* [Materials provided]

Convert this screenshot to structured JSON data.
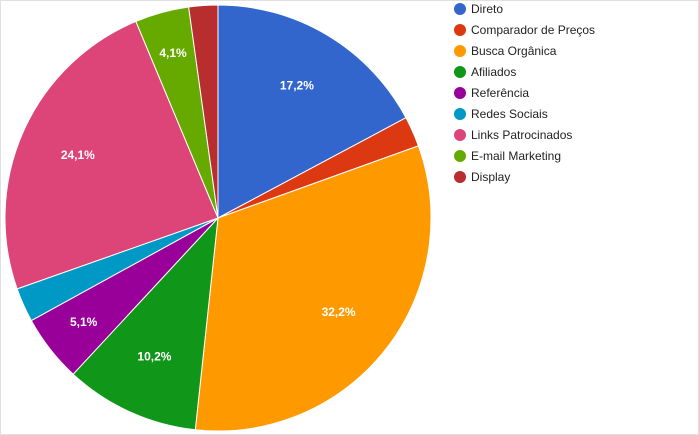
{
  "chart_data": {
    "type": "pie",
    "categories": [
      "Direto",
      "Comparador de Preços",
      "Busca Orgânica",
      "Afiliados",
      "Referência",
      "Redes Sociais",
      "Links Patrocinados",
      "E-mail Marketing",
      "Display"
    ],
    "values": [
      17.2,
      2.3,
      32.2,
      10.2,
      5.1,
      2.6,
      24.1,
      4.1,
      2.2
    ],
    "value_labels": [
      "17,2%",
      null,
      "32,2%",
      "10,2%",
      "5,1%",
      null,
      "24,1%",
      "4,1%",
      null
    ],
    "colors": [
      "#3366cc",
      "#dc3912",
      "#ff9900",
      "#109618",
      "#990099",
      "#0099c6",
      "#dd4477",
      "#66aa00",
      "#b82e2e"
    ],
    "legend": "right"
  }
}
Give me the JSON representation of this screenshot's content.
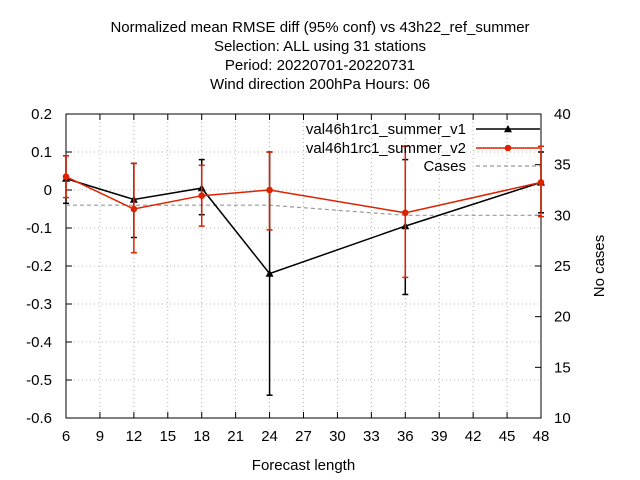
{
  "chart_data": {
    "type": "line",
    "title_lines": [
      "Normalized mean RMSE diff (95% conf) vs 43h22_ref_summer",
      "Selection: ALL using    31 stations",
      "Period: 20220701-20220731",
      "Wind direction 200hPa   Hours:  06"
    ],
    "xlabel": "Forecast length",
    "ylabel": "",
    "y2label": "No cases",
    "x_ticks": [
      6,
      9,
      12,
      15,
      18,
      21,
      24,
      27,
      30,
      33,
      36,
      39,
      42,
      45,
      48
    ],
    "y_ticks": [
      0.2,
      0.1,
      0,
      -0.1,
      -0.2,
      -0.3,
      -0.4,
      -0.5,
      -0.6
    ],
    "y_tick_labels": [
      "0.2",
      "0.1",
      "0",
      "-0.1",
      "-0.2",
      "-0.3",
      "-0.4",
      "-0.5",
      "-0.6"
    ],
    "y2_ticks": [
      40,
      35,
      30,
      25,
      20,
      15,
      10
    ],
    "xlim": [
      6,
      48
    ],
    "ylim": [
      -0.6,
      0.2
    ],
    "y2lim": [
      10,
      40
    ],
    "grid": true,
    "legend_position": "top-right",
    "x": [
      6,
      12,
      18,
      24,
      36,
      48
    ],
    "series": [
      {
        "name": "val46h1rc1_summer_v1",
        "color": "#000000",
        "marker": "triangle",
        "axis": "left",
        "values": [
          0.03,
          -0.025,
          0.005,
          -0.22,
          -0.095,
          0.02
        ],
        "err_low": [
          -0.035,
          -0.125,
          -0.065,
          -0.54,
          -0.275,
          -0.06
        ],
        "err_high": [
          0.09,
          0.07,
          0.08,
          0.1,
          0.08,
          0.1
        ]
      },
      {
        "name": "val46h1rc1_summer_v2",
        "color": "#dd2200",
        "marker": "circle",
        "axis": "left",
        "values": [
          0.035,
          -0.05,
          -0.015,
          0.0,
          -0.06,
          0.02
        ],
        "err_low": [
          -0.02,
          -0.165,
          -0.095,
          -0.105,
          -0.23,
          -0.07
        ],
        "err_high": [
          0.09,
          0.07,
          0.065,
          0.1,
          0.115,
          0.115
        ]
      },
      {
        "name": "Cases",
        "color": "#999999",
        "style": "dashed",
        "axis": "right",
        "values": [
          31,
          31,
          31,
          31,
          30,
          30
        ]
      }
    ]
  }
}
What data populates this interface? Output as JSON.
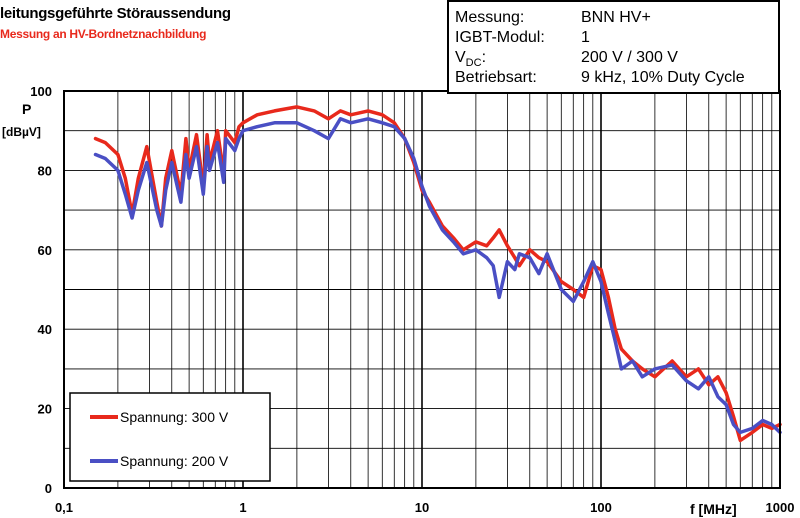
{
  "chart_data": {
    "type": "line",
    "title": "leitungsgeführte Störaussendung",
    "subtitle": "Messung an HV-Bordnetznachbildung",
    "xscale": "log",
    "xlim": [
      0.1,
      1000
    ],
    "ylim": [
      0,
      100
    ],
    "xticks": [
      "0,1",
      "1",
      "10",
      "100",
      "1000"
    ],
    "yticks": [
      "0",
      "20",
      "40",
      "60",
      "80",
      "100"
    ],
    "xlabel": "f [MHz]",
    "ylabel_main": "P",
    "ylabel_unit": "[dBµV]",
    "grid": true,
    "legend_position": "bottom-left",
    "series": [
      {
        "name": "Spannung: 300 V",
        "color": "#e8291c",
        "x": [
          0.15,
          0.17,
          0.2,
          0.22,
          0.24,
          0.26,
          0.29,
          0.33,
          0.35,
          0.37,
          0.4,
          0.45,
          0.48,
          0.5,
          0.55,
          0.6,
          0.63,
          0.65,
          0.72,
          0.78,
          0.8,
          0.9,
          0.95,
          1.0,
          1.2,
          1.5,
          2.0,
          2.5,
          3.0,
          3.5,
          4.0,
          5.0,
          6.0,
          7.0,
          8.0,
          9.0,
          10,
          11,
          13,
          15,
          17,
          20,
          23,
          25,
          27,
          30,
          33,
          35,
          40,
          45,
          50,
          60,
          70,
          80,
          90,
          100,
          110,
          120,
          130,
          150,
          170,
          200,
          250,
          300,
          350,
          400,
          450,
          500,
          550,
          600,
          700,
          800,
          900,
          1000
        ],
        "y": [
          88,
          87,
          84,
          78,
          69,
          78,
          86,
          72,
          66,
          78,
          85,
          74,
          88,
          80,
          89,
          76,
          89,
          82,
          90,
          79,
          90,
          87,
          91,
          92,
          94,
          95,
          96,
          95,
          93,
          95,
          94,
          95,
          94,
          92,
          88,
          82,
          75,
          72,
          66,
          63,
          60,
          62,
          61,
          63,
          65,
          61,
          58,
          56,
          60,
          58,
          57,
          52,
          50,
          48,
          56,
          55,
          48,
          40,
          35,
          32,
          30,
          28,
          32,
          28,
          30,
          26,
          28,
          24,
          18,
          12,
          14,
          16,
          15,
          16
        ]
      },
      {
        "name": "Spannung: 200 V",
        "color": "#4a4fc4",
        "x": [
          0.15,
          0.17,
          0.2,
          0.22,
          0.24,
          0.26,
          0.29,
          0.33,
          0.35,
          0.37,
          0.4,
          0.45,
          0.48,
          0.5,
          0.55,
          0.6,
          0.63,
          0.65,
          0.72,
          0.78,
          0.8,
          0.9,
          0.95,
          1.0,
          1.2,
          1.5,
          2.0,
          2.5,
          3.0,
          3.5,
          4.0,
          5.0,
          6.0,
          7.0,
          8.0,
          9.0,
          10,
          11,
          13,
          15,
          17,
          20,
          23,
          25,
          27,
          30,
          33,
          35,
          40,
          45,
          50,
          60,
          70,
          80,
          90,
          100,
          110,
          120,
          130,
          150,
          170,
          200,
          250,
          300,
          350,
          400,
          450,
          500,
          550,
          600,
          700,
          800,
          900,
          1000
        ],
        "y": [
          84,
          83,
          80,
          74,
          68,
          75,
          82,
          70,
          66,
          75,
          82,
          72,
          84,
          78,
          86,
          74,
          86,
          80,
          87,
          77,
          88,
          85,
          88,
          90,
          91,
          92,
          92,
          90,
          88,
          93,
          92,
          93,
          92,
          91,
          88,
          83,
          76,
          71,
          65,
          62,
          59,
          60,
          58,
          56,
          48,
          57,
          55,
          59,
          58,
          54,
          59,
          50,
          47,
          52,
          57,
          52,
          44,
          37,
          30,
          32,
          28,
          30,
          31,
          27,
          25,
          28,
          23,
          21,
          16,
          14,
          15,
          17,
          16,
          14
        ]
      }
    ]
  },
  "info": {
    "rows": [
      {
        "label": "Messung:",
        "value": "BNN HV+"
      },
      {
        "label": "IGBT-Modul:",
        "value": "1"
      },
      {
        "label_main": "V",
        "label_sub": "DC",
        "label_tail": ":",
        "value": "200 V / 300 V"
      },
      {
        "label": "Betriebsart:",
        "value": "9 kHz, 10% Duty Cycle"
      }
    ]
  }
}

* [What you should do] How many lines of these entries contain "Messung"? Answer with the number and nothing else.

* [Full response] 2